[Figure collection entries]
◇ ◇ ◇ ◇ ◇

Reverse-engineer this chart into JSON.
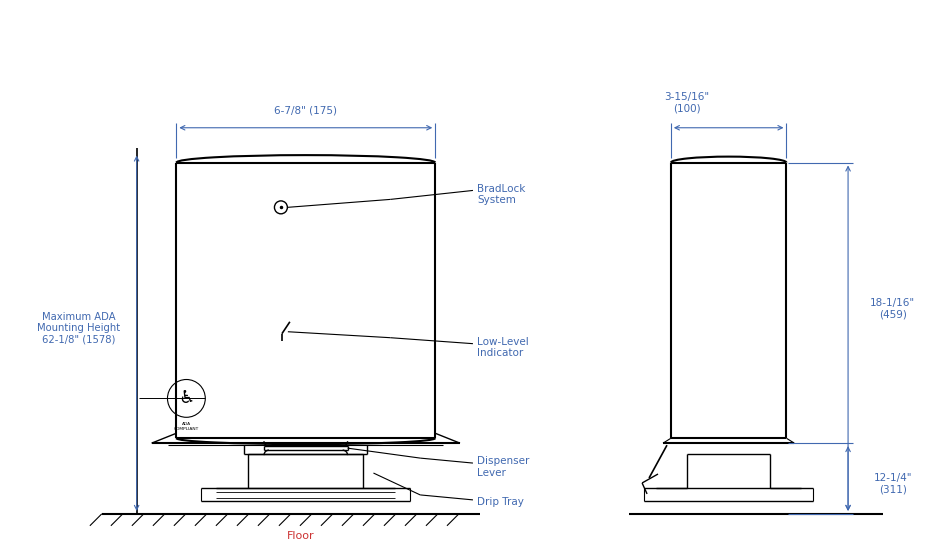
{
  "bg_color": "#ffffff",
  "line_color": "#000000",
  "text_color": "#000000",
  "dim_color": "#4169b0",
  "annot_color": "#4169b0",
  "floor_label_color": "#cc3333",
  "fig_width": 9.25,
  "fig_height": 5.57,
  "labels": {
    "width_front": "6-7/8\" (175)",
    "width_side": "3-15/16\"\n(100)",
    "height_total": "18-1/16\"\n(459)",
    "height_partial": "12-1/4\"\n(311)",
    "ada_height": "Maximum ADA\nMounting Height\n62-1/8\" (1578)",
    "floor": "Floor",
    "bradlock": "BradLock\nSystem",
    "lowlevel": "Low-Level\nIndicator",
    "dispenser": "Dispenser\nLever",
    "drip": "Drip Tray"
  }
}
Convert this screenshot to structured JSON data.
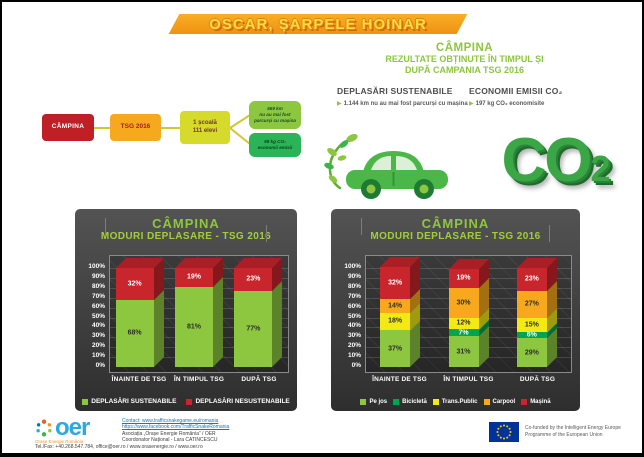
{
  "banner": {
    "title": "OSCAR, ȘARPELE HOINAR"
  },
  "header": {
    "city": "CÂMPINA",
    "subtitle1": "REZULTATE OBȚINUTE ÎN TIMPUL ȘI",
    "subtitle2": "DUPĂ CAMPANIA TSG 2016",
    "sustainable": {
      "title": "DEPLASĂRI SUSTENABILE",
      "value": "1.144 km nu au mai fost parcurși cu mașina"
    },
    "co2": {
      "title": "ECONOMII EMISII CO₂",
      "value": "197 kg CO₂ economisite"
    }
  },
  "flowchart": {
    "city": "CÂMPINA",
    "campaign": "TSG 2016",
    "school_line1": "1 școală",
    "school_line2": "111 elevi",
    "km_line1": "569 km",
    "km_line2": "nu au mai fost",
    "km_line3": "parcurși cu mașina",
    "co2_line1": "98 kg CO₂",
    "co2_line2": "economii emisii",
    "node_colors": {
      "city": "#BE2026",
      "campaign": "#F7A91D",
      "school": "#D6DA2B",
      "km": "#8DC63F",
      "co2": "#2BB357"
    }
  },
  "illustration": {
    "co2_base": "CO",
    "co2_sub": "2"
  },
  "chart_data": [
    {
      "type": "bar",
      "stacked": true,
      "title": "CÂMPINA",
      "subtitle": "MODURI DEPLASARE - TSG 2016",
      "categories": [
        "ÎNAINTE DE TSG",
        "ÎN TIMPUL TSG",
        "DUPĂ TSG"
      ],
      "series": [
        {
          "name": "DEPLASĂRI SUSTENABILE",
          "color": "#8DC63F",
          "values": [
            68,
            81,
            77
          ]
        },
        {
          "name": "DEPLASĂRI NESUSTENABILE",
          "color": "#C9252C",
          "values": [
            32,
            19,
            23
          ]
        }
      ],
      "xlabel": "",
      "ylabel": "",
      "ylim": [
        0,
        100
      ],
      "ytick_step": 10,
      "ytick_suffix": "%",
      "grid": true,
      "legend_position": "bottom",
      "value_labels": true
    },
    {
      "type": "bar",
      "stacked": true,
      "title": "CÂMPINA",
      "subtitle": "MODURI DEPLASARE - TSG 2016",
      "categories": [
        "ÎNAINTE DE TSG",
        "ÎN TIMPUL TSG",
        "DUPĂ TSG"
      ],
      "series": [
        {
          "name": "Pe jos",
          "color": "#8DC63F",
          "values": [
            37,
            31,
            29
          ]
        },
        {
          "name": "Bicicletă",
          "color": "#00A551",
          "values": [
            0,
            7,
            6
          ]
        },
        {
          "name": "Trans.Public",
          "color": "#F3EA15",
          "values": [
            18,
            12,
            15
          ]
        },
        {
          "name": "Carpool",
          "color": "#F7A81C",
          "values": [
            14,
            30,
            27
          ]
        },
        {
          "name": "Mașină",
          "color": "#C9252C",
          "values": [
            32,
            19,
            23
          ]
        }
      ],
      "xlabel": "",
      "ylabel": "",
      "ylim": [
        0,
        100
      ],
      "ytick_step": 10,
      "ytick_suffix": "%",
      "grid": true,
      "legend_position": "bottom",
      "value_labels": true
    }
  ],
  "footer": {
    "oer": {
      "logo_text": "oer",
      "tagline": "Orașe Energie România",
      "contact_line1": "Contact: www.trafficsnakegame.eu/romania",
      "contact_line2": "https://www.facebook.com/TrafficSnakeRomania",
      "contact_line3": "Asociația „Orașe Energie România” / OER",
      "contact_line4": "Coordonator Național - Lara CATINCESCU",
      "contact_line5a": "Tel./Fax: +40.268.547.784, ",
      "contact_line5b": "office@oer.ro / www.orasenergie.ro / www.oer.ro"
    },
    "eu": {
      "funding_line1": "Co-funded by the Intelligent Energy Europe",
      "funding_line2": "Programme of the European Union"
    }
  }
}
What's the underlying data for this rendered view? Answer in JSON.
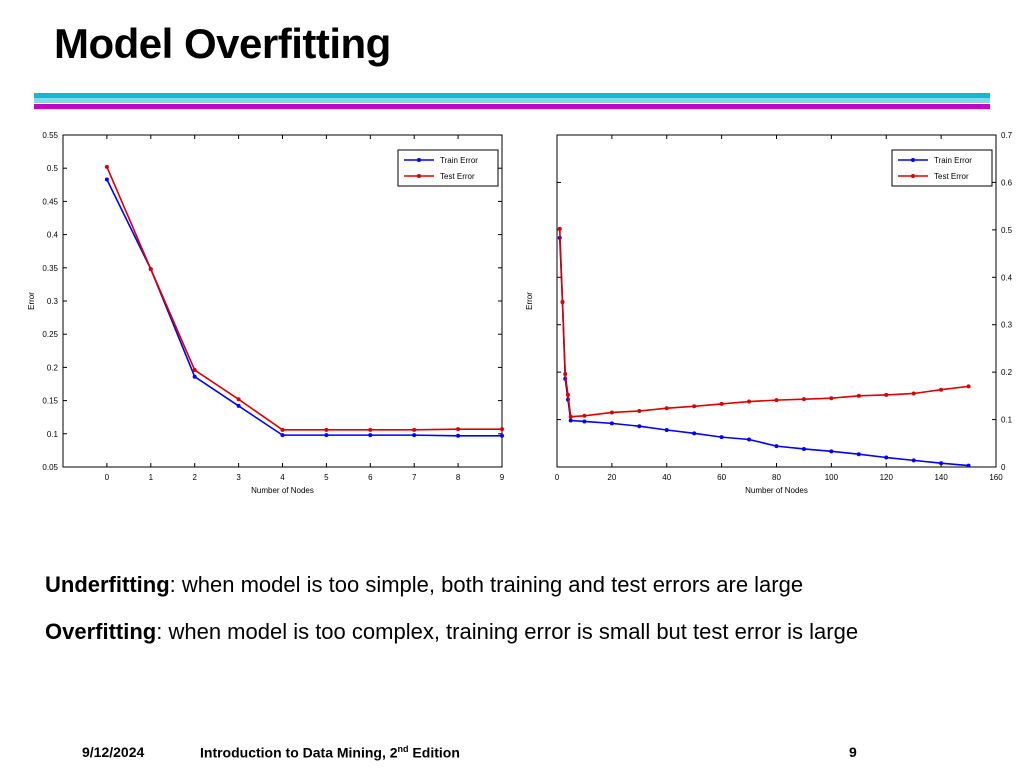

◇ ◇ ◇ ◇ ◇

Exercise
Select every line of the records holding the string "DEPLASĂRI".

Full answer
      "title": "DEPLASĂRI SUSTENABILE",
          "name": "DEPLASĂRI SUSTENABILE",
          "name": "DEPLASĂRI NESUSTENABILE",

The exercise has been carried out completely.